_Exercise task_: Print every record below exactly as written.

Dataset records
>> begin

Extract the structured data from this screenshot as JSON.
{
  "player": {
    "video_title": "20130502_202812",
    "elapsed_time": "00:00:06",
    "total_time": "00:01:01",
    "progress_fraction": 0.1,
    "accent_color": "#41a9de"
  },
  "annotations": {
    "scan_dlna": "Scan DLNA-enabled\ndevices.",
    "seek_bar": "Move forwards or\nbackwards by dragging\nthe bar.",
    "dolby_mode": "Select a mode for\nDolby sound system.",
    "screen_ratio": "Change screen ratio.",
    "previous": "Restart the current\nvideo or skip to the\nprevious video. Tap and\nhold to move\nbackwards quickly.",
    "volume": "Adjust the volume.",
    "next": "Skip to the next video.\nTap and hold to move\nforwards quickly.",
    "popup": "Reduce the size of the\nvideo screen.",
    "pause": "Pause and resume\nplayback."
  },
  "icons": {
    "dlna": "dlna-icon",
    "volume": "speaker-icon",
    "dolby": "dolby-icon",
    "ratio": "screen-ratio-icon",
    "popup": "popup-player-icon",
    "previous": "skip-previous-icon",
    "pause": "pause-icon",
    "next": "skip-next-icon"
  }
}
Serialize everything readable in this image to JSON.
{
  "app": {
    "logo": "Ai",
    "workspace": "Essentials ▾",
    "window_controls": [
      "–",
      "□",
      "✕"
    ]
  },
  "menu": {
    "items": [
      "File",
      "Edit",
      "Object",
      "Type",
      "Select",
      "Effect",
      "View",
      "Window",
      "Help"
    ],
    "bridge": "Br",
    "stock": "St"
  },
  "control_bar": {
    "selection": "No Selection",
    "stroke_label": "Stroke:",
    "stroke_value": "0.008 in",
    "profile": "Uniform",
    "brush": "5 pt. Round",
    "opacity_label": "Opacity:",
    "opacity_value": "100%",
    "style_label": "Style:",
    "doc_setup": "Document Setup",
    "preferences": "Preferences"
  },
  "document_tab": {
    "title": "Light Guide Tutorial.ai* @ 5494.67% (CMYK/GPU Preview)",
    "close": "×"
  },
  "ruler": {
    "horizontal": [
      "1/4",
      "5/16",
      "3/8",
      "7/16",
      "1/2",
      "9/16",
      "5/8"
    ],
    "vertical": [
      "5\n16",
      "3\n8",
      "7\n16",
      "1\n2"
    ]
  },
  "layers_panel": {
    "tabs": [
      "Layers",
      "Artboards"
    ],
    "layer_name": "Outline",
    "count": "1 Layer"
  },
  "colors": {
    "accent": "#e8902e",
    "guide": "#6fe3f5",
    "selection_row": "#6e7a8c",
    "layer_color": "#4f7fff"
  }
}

>> end

_Finished exercise_:
Extract the structured data from this screenshot as JSON.
{
  "player": {
    "video_title": "20130502_202812",
    "elapsed_time": "00:00:06",
    "total_time": "00:01:01",
    "progress_fraction": 0.1,
    "accent_color": "#41a9de"
  },
  "annotations": {
    "scan_dlna": "Scan DLNA-enabled\ndevices.",
    "seek_bar": "Move forwards or\nbackwards by dragging\nthe bar.",
    "dolby_mode": "Select a mode for\nDolby sound system.",
    "screen_ratio": "Change screen ratio.",
    "previous": "Restart the current\nvideo or skip to the\nprevious video. Tap and\nhold to move\nbackwards quickly.",
    "volume": "Adjust the volume.",
    "next": "Skip to the next video.\nTap and hold to move\nforwards quickly.",
    "popup": "Reduce the size of the\nvideo screen.",
    "pause": "Pause and resume\nplayback."
  },
  "icons": {
    "dlna": "dlna-icon",
    "volume": "speaker-icon",
    "dolby": "dolby-icon",
    "ratio": "screen-ratio-icon",
    "popup": "popup-player-icon",
    "previous": "skip-previous-icon",
    "pause": "pause-icon",
    "next": "skip-next-icon"
  }
}
Serialize everything readable in this image to JSON.
{
  "app": {
    "logo": "Ai",
    "workspace": "Essentials ▾",
    "window_controls": [
      "–",
      "□",
      "✕"
    ]
  },
  "menu": {
    "items": [
      "File",
      "Edit",
      "Object",
      "Type",
      "Select",
      "Effect",
      "View",
      "Window",
      "Help"
    ],
    "bridge": "Br",
    "stock": "St"
  },
  "control_bar": {
    "selection": "No Selection",
    "stroke_label": "Stroke:",
    "stroke_value": "0.008 in",
    "profile": "Uniform",
    "brush": "5 pt. Round",
    "opacity_label": "Opacity:",
    "opacity_value": "100%",
    "style_label": "Style:",
    "doc_setup": "Document Setup",
    "preferences": "Preferences"
  },
  "document_tab": {
    "title": "Light Guide Tutorial.ai* @ 5494.67% (CMYK/GPU Preview)",
    "close": "×"
  },
  "ruler": {
    "horizontal": [
      "1/4",
      "5/16",
      "3/8",
      "7/16",
      "1/2",
      "9/16",
      "5/8"
    ],
    "vertical": [
      "5\n16",
      "3\n8",
      "7\n16",
      "1\n2"
    ]
  },
  "layers_panel": {
    "tabs": [
      "Layers",
      "Artboards"
    ],
    "layer_name": "Outline",
    "count": "1 Layer"
  },
  "colors": {
    "accent": "#e8902e",
    "guide": "#6fe3f5",
    "selection_row": "#6e7a8c",
    "layer_color": "#4f7fff"
  }
}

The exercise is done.